• GIVEN INSTRUCTION: Check each line of the records for "bread"; collect those that have it.

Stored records
-------

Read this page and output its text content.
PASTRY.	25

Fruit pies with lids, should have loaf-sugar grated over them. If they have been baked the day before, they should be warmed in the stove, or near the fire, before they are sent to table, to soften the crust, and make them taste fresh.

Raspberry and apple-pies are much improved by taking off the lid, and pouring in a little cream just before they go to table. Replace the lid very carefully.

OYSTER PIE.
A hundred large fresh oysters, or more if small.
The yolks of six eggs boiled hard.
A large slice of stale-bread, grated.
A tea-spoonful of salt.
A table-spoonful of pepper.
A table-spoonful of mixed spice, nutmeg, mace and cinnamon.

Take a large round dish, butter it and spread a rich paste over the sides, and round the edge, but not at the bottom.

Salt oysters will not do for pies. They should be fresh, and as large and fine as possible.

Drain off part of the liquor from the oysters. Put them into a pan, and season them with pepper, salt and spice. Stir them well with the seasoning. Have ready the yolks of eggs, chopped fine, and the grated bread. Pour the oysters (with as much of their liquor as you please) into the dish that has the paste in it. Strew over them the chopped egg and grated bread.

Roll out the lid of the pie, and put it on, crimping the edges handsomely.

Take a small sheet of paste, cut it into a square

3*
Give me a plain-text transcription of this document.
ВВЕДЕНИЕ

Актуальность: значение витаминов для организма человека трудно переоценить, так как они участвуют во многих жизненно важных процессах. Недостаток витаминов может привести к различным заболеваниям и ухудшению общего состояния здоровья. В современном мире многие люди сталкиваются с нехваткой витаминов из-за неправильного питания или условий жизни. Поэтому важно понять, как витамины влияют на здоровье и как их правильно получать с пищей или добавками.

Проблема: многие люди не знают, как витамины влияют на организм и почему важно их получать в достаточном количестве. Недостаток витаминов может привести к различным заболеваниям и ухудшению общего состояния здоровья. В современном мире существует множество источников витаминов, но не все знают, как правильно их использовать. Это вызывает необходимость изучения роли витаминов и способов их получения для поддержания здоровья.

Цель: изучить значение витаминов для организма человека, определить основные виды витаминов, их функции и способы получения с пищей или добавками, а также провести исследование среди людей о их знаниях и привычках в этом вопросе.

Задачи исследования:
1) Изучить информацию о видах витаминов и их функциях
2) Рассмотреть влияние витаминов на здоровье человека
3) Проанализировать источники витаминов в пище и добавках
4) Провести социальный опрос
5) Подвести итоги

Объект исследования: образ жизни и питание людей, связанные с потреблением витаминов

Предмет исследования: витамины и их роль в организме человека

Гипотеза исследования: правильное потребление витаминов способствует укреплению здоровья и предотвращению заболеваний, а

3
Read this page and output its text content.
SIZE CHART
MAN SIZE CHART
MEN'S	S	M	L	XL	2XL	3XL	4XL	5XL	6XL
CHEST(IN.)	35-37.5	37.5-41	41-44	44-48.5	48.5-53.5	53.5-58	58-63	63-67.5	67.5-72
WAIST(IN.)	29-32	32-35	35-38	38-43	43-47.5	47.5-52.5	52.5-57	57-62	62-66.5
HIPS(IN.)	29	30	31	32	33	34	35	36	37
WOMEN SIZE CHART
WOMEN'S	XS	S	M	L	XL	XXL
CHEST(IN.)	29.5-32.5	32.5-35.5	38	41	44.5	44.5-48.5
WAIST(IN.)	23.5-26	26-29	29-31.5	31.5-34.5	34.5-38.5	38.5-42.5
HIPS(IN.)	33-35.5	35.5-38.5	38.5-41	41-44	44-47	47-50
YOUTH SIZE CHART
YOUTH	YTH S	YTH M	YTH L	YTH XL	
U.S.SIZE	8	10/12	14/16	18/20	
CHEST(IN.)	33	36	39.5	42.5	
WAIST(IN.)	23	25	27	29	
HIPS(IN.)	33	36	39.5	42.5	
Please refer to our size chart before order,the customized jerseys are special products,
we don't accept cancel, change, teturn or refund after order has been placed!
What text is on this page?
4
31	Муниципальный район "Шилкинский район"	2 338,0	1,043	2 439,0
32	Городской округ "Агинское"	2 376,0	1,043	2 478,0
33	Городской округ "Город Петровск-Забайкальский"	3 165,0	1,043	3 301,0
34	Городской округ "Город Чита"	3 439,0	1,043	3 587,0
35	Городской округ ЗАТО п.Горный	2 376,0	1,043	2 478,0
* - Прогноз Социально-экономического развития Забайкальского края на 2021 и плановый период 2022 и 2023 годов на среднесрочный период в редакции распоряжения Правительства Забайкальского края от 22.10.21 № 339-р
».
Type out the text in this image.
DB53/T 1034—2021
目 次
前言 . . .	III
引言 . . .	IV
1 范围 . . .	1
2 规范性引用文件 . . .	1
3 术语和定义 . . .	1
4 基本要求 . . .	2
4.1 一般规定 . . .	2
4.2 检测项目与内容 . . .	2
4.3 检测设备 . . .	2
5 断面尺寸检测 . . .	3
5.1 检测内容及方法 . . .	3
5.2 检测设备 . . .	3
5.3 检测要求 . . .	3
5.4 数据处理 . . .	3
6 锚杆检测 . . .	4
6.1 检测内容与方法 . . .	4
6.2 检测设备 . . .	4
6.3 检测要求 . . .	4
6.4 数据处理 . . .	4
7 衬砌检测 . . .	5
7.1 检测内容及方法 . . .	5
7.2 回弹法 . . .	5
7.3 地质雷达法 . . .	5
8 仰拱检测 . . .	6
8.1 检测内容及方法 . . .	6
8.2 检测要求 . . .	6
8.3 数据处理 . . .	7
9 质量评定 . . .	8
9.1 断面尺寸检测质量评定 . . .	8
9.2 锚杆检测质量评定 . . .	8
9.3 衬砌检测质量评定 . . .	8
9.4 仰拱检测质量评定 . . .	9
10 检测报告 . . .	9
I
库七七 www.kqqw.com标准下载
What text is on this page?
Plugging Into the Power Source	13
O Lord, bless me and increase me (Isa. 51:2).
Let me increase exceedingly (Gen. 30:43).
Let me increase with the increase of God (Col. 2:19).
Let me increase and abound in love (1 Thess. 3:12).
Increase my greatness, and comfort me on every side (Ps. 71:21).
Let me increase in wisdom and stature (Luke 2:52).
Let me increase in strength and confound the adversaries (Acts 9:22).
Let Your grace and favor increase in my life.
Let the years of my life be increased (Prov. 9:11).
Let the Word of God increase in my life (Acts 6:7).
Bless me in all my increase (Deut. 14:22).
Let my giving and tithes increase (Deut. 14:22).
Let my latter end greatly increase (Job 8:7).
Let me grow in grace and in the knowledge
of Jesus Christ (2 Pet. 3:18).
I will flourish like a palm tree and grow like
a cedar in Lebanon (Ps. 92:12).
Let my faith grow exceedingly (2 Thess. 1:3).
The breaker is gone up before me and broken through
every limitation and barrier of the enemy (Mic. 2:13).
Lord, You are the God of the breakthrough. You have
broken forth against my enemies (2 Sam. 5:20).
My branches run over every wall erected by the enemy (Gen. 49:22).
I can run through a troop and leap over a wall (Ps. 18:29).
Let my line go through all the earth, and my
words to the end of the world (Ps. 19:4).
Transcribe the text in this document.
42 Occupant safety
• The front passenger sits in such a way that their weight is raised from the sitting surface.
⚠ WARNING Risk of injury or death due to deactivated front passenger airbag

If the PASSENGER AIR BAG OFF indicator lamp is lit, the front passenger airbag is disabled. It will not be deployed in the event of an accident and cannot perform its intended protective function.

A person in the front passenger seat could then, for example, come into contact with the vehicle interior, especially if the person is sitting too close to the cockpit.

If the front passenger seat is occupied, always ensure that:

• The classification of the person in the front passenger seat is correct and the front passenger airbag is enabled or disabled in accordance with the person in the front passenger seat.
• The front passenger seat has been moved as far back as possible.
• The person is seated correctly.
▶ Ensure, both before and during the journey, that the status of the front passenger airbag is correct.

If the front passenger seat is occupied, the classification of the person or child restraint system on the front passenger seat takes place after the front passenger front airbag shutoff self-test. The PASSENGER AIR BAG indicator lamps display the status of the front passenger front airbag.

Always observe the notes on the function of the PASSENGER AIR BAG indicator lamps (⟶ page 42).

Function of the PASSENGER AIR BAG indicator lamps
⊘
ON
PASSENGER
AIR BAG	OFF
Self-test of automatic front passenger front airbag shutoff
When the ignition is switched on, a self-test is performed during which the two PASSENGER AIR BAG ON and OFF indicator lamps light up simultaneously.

-------

• SOLUTION TO THE EXERCISE:
A large slice of stale-bread, grated.
Drain off part of the liquor from the oysters. Put them into a pan, and season them with pepper, salt and spice. Stir them well with the seasoning. Have ready the yolks of eggs, chopped fine, and the grated bread. Pour the oysters (with as much of their liquor as you please) into the dish that has the paste in it. Strew over them the chopped egg and grated bread.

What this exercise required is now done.